## EXERCISE DETAILS
Copy the data that follows exactly. Include no pictures.

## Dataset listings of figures
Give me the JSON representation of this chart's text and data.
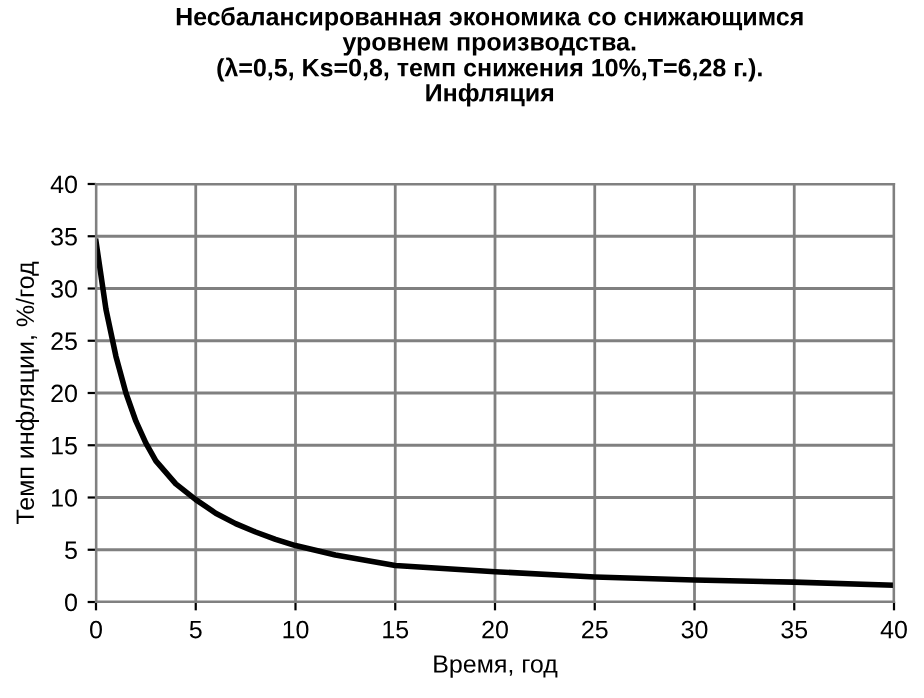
{
  "chart_data": {
    "type": "line",
    "title": "Несбалансированная экономика со снижающимся\nуровнем производства.\n(λ=0,5, Ks=0,8, темп снижения 10%,T=6,28 г.).\nИнфляция",
    "xlabel": "Время, год",
    "ylabel": "Темп инфляции, %/год",
    "x": [
      0,
      0.5,
      1,
      1.5,
      2,
      2.5,
      3,
      4,
      5,
      6,
      7,
      8,
      9,
      10,
      12,
      15,
      20,
      25,
      30,
      35,
      40
    ],
    "series": [
      {
        "color": "#000000",
        "values": [
          34.5,
          28,
          23.5,
          20,
          17.3,
          15.2,
          13.5,
          11.3,
          9.8,
          8.5,
          7.5,
          6.7,
          6,
          5.4,
          4.5,
          3.5,
          2.9,
          2.4,
          2.1,
          1.9,
          1.6
        ]
      }
    ],
    "xlim": [
      0,
      40
    ],
    "xticks": [
      0,
      5,
      10,
      15,
      20,
      25,
      30,
      35,
      40
    ],
    "ylim": [
      0,
      40
    ],
    "yticks": [
      0,
      5,
      10,
      15,
      20,
      25,
      30,
      35,
      40
    ],
    "grid": true,
    "legend": false,
    "marker": "none",
    "line_style": "solid"
  }
}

## FINAL RESULT
Give me the JSON representation of this chart's text and data.
{
  "chart_data": {
    "type": "line",
    "title": "Несбалансированная экономика со снижающимся\nуровнем производства.\n(λ=0,5, Ks=0,8, темп снижения 10%,T=6,28 г.).\nИнфляция",
    "xlabel": "Время, год",
    "ylabel": "Темп инфляции, %/год",
    "x": [
      0,
      0.5,
      1,
      1.5,
      2,
      2.5,
      3,
      4,
      5,
      6,
      7,
      8,
      9,
      10,
      12,
      15,
      20,
      25,
      30,
      35,
      40
    ],
    "series": [
      {
        "color": "#000000",
        "values": [
          34.5,
          28,
          23.5,
          20,
          17.3,
          15.2,
          13.5,
          11.3,
          9.8,
          8.5,
          7.5,
          6.7,
          6,
          5.4,
          4.5,
          3.5,
          2.9,
          2.4,
          2.1,
          1.9,
          1.6
        ]
      }
    ],
    "xlim": [
      0,
      40
    ],
    "xticks": [
      0,
      5,
      10,
      15,
      20,
      25,
      30,
      35,
      40
    ],
    "ylim": [
      0,
      40
    ],
    "yticks": [
      0,
      5,
      10,
      15,
      20,
      25,
      30,
      35,
      40
    ],
    "grid": true,
    "legend": false,
    "marker": "none",
    "line_style": "solid"
  }
}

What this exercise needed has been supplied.